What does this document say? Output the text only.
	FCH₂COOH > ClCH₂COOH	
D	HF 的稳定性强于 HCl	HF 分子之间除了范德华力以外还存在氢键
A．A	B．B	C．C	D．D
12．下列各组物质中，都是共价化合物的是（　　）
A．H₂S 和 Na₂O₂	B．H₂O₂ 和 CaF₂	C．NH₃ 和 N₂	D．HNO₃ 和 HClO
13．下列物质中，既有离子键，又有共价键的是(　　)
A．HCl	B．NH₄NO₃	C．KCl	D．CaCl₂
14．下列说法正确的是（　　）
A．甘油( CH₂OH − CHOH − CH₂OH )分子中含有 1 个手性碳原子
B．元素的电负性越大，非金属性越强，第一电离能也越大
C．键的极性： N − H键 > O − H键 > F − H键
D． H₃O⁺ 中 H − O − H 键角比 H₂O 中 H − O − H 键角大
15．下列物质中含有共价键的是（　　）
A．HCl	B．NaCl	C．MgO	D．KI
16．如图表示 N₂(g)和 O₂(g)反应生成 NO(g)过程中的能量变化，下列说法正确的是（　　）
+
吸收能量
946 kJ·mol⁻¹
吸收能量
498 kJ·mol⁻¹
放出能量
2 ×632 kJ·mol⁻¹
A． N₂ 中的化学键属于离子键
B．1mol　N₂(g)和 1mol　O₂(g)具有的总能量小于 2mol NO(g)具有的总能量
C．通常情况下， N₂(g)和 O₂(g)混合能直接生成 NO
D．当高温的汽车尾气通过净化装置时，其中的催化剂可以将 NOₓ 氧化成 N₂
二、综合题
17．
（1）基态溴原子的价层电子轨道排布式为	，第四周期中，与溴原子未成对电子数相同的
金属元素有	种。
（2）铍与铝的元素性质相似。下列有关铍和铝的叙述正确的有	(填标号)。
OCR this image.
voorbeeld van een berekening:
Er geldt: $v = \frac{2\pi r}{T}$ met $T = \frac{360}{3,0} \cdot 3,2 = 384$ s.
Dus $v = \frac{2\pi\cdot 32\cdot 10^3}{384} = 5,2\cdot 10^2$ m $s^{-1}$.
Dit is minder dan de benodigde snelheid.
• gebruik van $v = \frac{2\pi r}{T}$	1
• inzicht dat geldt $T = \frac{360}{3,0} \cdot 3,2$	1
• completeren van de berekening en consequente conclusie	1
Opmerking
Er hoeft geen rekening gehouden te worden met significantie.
--------------------------------------------------
_Work instructions_:
Quote the entire listing above exactly.

_Response_:
What does this document say? Output the text only.
	FCH₂COOH > ClCH₂COOH	
D	HF 的稳定性强于 HCl	HF 分子之间除了范德华力以外还存在氢键
A．A	B．B	C．C	D．D
12．下列各组物质中，都是共价化合物的是（　　）
A．H₂S 和 Na₂O₂	B．H₂O₂ 和 CaF₂	C．NH₃ 和 N₂	D．HNO₃ 和 HClO
13．下列物质中，既有离子键，又有共价键的是(　　)
A．HCl	B．NH₄NO₃	C．KCl	D．CaCl₂
14．下列说法正确的是（　　）
A．甘油( CH₂OH − CHOH − CH₂OH )分子中含有 1 个手性碳原子
B．元素的电负性越大，非金属性越强，第一电离能也越大
C．键的极性： N − H键 > O − H键 > F − H键
D． H₃O⁺ 中 H − O − H 键角比 H₂O 中 H − O − H 键角大
15．下列物质中含有共价键的是（　　）
A．HCl	B．NaCl	C．MgO	D．KI
16．如图表示 N₂(g)和 O₂(g)反应生成 NO(g)过程中的能量变化，下列说法正确的是（　　）
+
吸收能量
946 kJ·mol⁻¹
吸收能量
498 kJ·mol⁻¹
放出能量
2 ×632 kJ·mol⁻¹
A． N₂ 中的化学键属于离子键
B．1mol　N₂(g)和 1mol　O₂(g)具有的总能量小于 2mol NO(g)具有的总能量
C．通常情况下， N₂(g)和 O₂(g)混合能直接生成 NO
D．当高温的汽车尾气通过净化装置时，其中的催化剂可以将 NOₓ 氧化成 N₂
二、综合题
17．
（1）基态溴原子的价层电子轨道排布式为	，第四周期中，与溴原子未成对电子数相同的
金属元素有	种。
（2）铍与铝的元素性质相似。下列有关铍和铝的叙述正确的有	(填标号)。
OCR this image.
voorbeeld van een berekening:
Er geldt: $v = \frac{2\pi r}{T}$ met $T = \frac{360}{3,0} \cdot 3,2 = 384$ s.
Dus $v = \frac{2\pi\cdot 32\cdot 10^3}{384} = 5,2\cdot 10^2$ m $s^{-1}$.
Dit is minder dan de benodigde snelheid.
• gebruik van $v = \frac{2\pi r}{T}$	1
• inzicht dat geldt $T = \frac{360}{3,0} \cdot 3,2$	1
• completeren van de berekening en consequente conclusie	1
Opmerking
Er hoeft geen rekening gehouden te worden met significantie.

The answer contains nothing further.